What you need to do
Will you give the material below again, every line exactly as it is?

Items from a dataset
————

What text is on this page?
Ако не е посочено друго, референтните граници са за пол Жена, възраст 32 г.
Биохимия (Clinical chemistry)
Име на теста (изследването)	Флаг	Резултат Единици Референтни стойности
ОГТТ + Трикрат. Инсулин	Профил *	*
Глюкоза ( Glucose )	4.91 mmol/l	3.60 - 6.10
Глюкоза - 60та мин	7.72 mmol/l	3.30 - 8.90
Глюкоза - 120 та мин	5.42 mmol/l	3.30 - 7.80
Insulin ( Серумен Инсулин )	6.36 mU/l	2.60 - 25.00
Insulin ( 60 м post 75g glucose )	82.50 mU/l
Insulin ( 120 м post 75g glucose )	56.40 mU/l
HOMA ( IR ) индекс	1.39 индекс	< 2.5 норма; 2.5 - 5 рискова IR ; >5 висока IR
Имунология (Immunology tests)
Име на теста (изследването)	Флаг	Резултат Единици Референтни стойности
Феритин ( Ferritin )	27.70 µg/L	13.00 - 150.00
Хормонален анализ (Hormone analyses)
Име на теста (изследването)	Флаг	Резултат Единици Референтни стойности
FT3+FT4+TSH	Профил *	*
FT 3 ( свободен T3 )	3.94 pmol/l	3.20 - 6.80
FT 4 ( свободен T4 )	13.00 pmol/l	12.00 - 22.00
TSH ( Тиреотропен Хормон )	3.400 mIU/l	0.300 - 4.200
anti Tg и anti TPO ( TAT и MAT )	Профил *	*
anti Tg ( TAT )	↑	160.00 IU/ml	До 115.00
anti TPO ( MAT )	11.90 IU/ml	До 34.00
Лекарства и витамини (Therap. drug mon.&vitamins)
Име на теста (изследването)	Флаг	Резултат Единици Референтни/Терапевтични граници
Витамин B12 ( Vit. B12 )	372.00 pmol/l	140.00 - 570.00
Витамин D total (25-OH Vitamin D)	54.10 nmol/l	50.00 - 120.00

————

Task response
What text is on this page?
Ако не е посочено друго, референтните граници са за пол Жена, възраст 32 г.
Биохимия (Clinical chemistry)
Име на теста (изследването)	Флаг	Резултат Единици Референтни стойности
ОГТТ + Трикрат. Инсулин	Профил *	*
Глюкоза ( Glucose )	4.91 mmol/l	3.60 - 6.10
Глюкоза - 60та мин	7.72 mmol/l	3.30 - 8.90
Глюкоза - 120 та мин	5.42 mmol/l	3.30 - 7.80
Insulin ( Серумен Инсулин )	6.36 mU/l	2.60 - 25.00
Insulin ( 60 м post 75g glucose )	82.50 mU/l
Insulin ( 120 м post 75g glucose )	56.40 mU/l
HOMA ( IR ) индекс	1.39 индекс	< 2.5 норма; 2.5 - 5 рискова IR ; >5 висока IR
Имунология (Immunology tests)
Име на теста (изследването)	Флаг	Резултат Единици Референтни стойности
Феритин ( Ferritin )	27.70 µg/L	13.00 - 150.00
Хормонален анализ (Hormone analyses)
Име на теста (изследването)	Флаг	Резултат Единици Референтни стойности
FT3+FT4+TSH	Профил *	*
FT 3 ( свободен T3 )	3.94 pmol/l	3.20 - 6.80
FT 4 ( свободен T4 )	13.00 pmol/l	12.00 - 22.00
TSH ( Тиреотропен Хормон )	3.400 mIU/l	0.300 - 4.200
anti Tg и anti TPO ( TAT и MAT )	Профил *	*
anti Tg ( TAT )	↑	160.00 IU/ml	До 115.00
anti TPO ( MAT )	11.90 IU/ml	До 34.00
Лекарства и витамини (Therap. drug mon.&vitamins)
Име на теста (изследването)	Флаг	Резултат Единици Референтни/Терапевтични граници
Витамин B12 ( Vit. B12 )	372.00 pmol/l	140.00 - 570.00
Витамин D total (25-OH Vitamin D)	54.10 nmol/l	50.00 - 120.00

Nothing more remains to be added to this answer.